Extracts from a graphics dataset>
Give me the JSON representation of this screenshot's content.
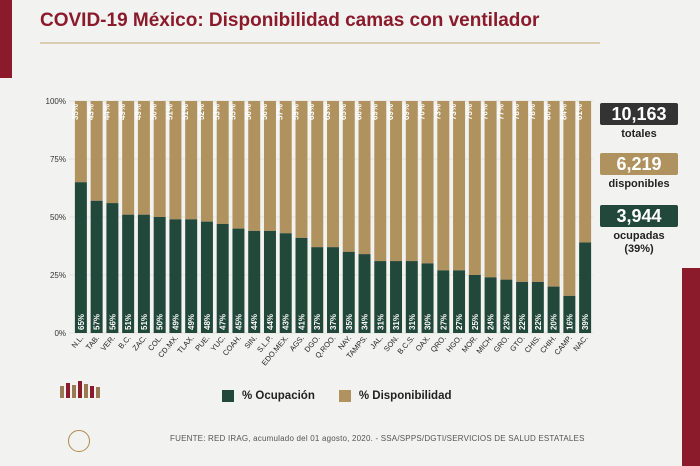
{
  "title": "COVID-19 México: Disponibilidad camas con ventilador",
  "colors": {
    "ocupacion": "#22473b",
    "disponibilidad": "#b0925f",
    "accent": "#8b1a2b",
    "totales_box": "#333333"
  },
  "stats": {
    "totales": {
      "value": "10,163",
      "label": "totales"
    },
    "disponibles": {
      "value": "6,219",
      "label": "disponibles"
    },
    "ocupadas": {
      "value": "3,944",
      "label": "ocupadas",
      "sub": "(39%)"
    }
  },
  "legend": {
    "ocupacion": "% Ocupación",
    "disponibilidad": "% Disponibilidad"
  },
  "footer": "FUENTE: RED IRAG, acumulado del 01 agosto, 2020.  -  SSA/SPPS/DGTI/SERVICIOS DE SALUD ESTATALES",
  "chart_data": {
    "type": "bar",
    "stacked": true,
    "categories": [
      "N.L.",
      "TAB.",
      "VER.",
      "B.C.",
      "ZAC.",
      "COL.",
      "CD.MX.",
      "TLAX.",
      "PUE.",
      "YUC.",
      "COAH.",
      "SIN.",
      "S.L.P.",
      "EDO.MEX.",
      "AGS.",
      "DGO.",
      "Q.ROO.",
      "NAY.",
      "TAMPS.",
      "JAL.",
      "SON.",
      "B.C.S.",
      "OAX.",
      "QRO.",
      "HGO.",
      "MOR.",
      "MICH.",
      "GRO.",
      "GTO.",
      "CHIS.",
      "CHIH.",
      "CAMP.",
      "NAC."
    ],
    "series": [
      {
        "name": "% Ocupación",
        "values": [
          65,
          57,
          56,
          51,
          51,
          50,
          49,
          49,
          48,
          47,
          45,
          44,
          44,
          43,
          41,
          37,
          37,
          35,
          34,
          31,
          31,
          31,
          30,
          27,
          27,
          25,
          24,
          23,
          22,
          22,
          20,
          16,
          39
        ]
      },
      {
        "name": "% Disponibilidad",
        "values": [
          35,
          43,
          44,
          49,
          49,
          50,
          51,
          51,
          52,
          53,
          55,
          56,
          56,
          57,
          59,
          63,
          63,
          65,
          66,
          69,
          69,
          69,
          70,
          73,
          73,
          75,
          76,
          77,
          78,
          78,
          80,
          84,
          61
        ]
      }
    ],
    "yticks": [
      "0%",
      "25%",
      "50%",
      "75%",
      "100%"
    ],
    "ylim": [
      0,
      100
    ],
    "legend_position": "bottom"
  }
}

---

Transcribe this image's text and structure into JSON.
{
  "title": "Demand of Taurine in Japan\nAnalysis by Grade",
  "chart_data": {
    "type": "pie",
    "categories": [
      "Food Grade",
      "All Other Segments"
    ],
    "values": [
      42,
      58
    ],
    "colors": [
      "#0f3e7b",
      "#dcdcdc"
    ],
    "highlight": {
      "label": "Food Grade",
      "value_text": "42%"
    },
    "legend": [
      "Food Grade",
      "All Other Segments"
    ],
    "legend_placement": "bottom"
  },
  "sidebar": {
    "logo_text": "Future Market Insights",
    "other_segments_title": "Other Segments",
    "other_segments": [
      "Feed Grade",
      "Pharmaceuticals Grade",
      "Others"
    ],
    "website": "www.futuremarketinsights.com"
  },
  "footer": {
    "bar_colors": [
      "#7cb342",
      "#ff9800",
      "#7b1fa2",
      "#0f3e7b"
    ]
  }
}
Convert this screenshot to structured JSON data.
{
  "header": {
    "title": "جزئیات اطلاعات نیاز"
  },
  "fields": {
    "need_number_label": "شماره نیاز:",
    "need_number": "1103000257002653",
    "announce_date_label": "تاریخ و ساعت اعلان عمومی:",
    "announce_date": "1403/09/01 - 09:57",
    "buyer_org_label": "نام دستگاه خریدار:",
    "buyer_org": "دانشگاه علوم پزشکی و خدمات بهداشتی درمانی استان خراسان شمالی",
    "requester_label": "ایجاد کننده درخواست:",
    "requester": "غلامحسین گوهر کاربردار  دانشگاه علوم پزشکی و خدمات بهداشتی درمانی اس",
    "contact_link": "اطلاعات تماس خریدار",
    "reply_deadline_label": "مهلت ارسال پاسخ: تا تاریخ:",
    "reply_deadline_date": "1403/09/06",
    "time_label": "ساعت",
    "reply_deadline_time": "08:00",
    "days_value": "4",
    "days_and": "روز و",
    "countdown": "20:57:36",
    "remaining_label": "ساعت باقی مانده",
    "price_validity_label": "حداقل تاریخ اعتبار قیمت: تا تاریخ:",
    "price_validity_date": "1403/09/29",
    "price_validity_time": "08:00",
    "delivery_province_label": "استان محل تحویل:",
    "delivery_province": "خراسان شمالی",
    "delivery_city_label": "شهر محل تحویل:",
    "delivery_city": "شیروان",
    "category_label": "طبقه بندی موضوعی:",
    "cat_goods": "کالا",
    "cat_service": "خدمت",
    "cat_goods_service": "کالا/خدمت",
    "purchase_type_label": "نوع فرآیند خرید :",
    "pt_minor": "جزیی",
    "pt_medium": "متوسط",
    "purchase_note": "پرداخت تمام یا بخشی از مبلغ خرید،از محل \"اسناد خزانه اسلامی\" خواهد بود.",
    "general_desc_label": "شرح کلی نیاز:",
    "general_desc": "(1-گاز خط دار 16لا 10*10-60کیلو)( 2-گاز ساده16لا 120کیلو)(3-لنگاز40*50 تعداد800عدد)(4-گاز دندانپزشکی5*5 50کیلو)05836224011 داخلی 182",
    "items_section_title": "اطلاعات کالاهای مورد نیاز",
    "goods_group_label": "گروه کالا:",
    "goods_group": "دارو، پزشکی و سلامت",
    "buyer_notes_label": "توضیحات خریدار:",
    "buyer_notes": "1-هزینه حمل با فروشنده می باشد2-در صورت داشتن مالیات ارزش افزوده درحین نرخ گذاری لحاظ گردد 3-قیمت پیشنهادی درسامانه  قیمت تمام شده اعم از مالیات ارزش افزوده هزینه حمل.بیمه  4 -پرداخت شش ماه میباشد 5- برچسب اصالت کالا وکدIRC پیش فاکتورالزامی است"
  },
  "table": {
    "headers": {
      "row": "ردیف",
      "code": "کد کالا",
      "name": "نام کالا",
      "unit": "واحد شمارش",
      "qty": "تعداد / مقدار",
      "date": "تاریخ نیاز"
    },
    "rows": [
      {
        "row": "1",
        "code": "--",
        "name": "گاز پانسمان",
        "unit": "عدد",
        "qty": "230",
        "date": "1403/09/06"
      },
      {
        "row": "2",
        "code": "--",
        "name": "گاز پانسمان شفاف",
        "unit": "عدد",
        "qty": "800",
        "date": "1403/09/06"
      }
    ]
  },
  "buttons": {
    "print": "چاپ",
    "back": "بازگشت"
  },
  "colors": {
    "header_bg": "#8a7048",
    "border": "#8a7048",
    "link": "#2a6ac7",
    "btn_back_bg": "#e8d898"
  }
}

--

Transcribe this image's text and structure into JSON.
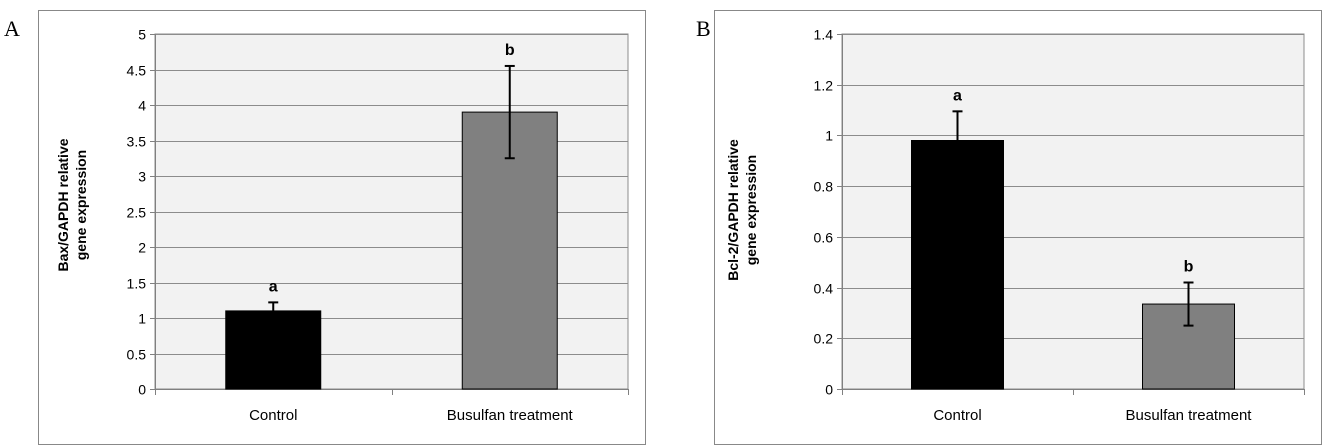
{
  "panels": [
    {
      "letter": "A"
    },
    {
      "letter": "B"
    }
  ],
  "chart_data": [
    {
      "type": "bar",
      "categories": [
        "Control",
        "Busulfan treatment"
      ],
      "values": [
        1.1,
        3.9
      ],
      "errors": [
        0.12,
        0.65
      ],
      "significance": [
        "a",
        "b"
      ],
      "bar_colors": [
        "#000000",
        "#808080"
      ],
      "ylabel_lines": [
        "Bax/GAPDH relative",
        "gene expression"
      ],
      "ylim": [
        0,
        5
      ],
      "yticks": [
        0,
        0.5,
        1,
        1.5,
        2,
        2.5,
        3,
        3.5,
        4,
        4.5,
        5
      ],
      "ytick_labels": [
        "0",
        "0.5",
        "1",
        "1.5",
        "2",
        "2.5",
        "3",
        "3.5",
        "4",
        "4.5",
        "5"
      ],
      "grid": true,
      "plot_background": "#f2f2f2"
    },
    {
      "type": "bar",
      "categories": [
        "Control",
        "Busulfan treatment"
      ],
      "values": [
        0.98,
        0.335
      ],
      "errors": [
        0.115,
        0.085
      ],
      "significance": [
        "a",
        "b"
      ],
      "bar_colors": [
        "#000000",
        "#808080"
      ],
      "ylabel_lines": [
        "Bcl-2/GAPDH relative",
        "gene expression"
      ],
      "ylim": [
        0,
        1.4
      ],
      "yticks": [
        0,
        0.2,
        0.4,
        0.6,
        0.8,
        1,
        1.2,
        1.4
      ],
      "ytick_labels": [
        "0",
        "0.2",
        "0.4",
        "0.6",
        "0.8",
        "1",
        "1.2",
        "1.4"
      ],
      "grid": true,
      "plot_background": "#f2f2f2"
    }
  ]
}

Direction> Out of the preceding entries, pull every line containing the string "ساعت".

The completed task>
    "announce_date_label": "تاریخ و ساعت اعلان عمومی:",
    "time_label": "ساعت",
    "remaining_label": "ساعت باقی مانده",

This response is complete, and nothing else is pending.